Aim of the exercise →
Quote every line as written. Omit pictures.

Given data →

+-------+

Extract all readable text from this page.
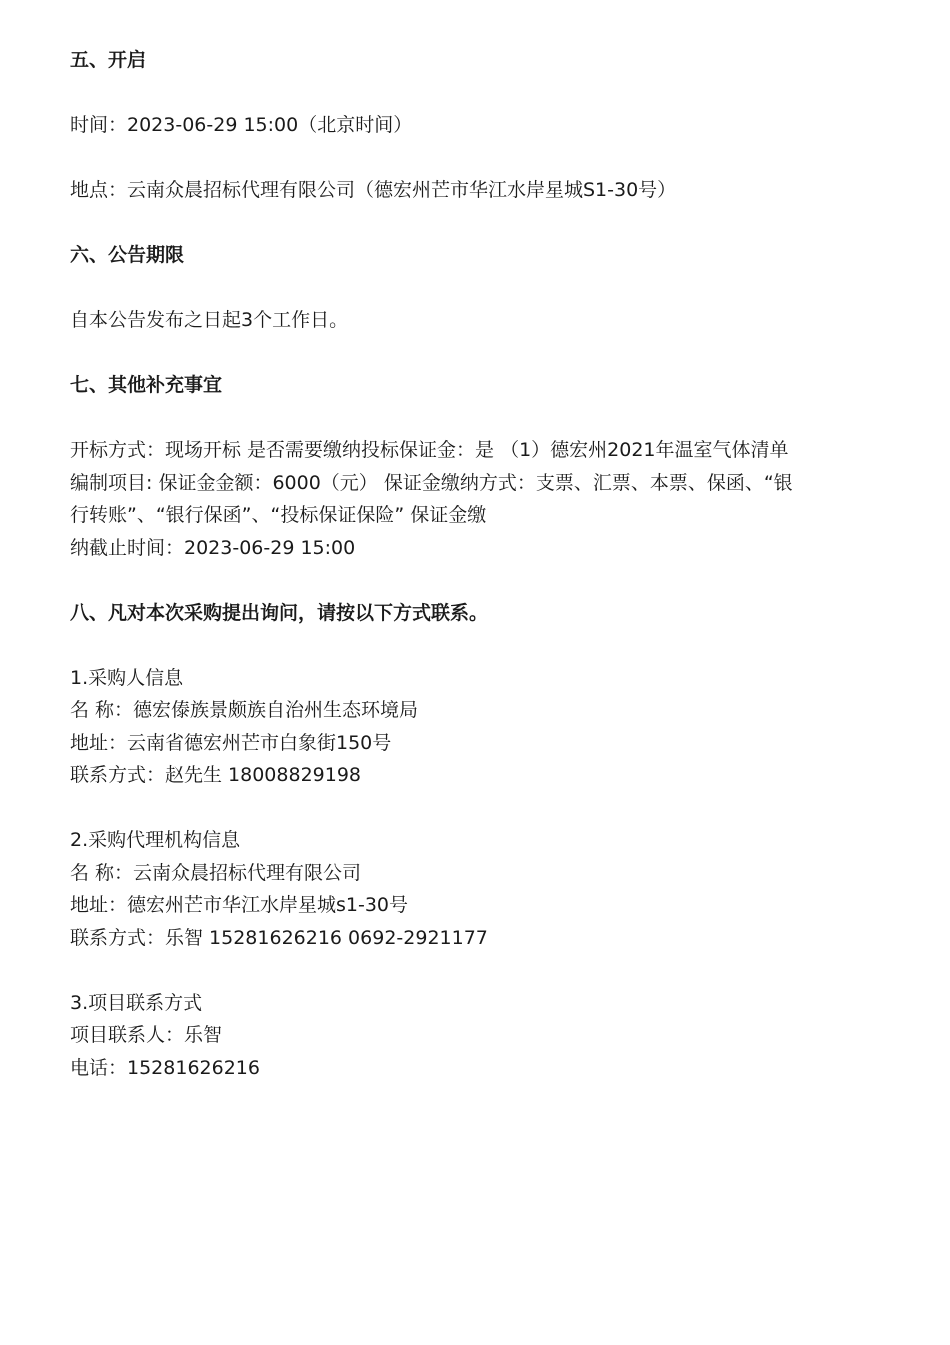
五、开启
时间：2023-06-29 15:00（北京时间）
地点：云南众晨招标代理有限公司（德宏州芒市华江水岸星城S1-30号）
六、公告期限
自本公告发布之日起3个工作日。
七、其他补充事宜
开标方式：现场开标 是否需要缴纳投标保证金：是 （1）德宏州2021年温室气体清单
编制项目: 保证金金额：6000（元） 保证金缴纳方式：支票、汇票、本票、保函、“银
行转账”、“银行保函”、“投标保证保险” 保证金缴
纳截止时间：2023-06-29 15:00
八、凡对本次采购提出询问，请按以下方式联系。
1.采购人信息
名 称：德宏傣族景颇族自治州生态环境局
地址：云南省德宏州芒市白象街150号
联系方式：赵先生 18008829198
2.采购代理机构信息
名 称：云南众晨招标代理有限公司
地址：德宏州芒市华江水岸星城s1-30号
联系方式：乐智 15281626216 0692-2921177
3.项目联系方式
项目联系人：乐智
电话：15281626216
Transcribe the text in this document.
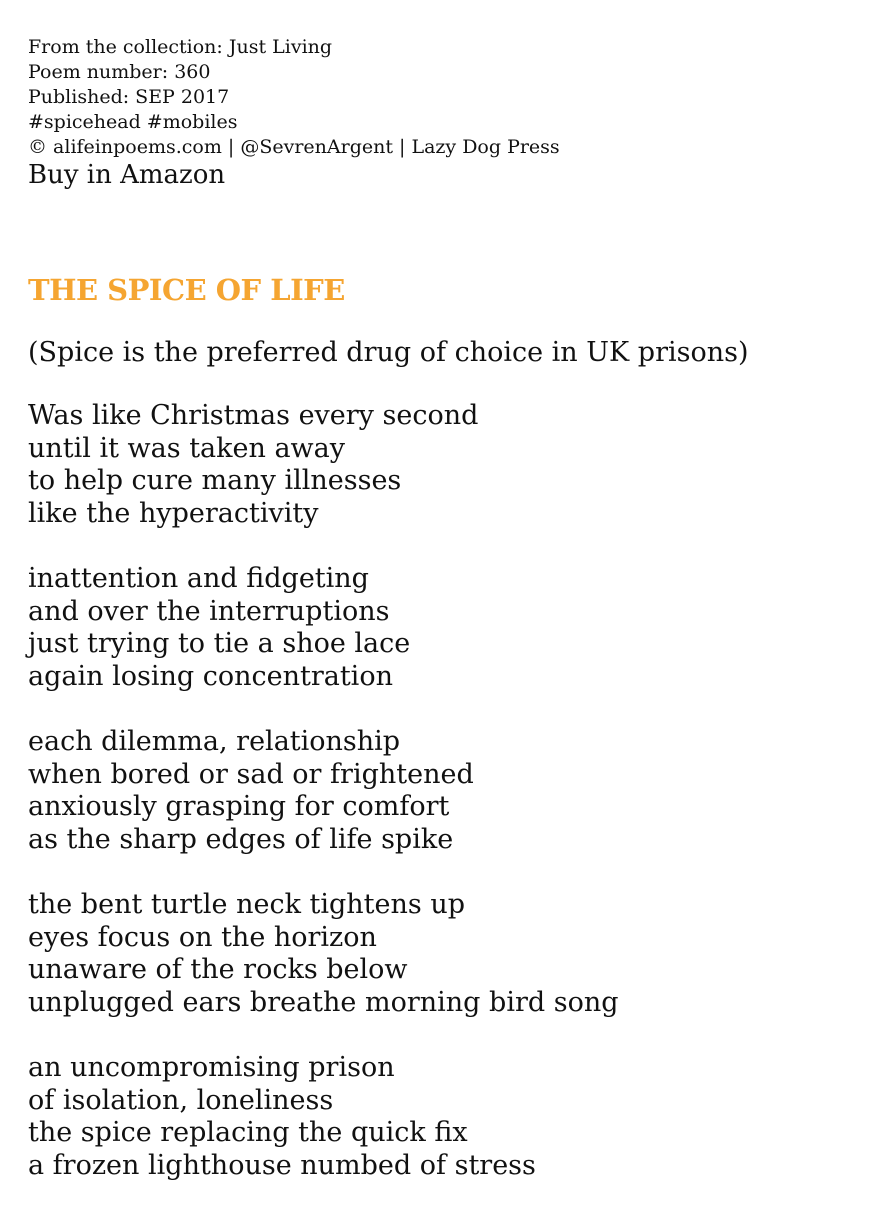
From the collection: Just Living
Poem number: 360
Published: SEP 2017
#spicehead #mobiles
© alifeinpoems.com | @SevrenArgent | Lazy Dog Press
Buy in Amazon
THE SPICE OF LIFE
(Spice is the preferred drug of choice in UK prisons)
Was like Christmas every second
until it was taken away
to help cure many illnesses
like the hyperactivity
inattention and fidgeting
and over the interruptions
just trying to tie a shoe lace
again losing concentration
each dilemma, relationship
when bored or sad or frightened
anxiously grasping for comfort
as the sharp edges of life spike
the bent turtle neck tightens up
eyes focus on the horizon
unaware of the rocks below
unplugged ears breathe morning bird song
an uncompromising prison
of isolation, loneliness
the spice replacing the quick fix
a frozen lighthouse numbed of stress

+-------+

The result →
Extract all readable text from this page.
五、开启
时间：2023-06-29 15:00（北京时间）
地点：云南众晨招标代理有限公司（德宏州芒市华江水岸星城S1-30号）
六、公告期限
自本公告发布之日起3个工作日。
七、其他补充事宜
开标方式：现场开标 是否需要缴纳投标保证金：是 （1）德宏州2021年温室气体清单
编制项目: 保证金金额：6000（元） 保证金缴纳方式：支票、汇票、本票、保函、“银
行转账”、“银行保函”、“投标保证保险” 保证金缴
纳截止时间：2023-06-29 15:00
八、凡对本次采购提出询问，请按以下方式联系。
1.采购人信息
名 称：德宏傣族景颇族自治州生态环境局
地址：云南省德宏州芒市白象街150号
联系方式：赵先生 18008829198
2.采购代理机构信息
名 称：云南众晨招标代理有限公司
地址：德宏州芒市华江水岸星城s1-30号
联系方式：乐智 15281626216 0692-2921177
3.项目联系方式
项目联系人：乐智
电话：15281626216
Transcribe the text in this document.
From the collection: Just Living
Poem number: 360
Published: SEP 2017
#spicehead #mobiles
© alifeinpoems.com | @SevrenArgent | Lazy Dog Press
Buy in Amazon
THE SPICE OF LIFE
(Spice is the preferred drug of choice in UK prisons)
Was like Christmas every second
until it was taken away
to help cure many illnesses
like the hyperactivity
inattention and fidgeting
and over the interruptions
just trying to tie a shoe lace
again losing concentration
each dilemma, relationship
when bored or sad or frightened
anxiously grasping for comfort
as the sharp edges of life spike
the bent turtle neck tightens up
eyes focus on the horizon
unaware of the rocks below
unplugged ears breathe morning bird song
an uncompromising prison
of isolation, loneliness
the spice replacing the quick fix
a frozen lighthouse numbed of stress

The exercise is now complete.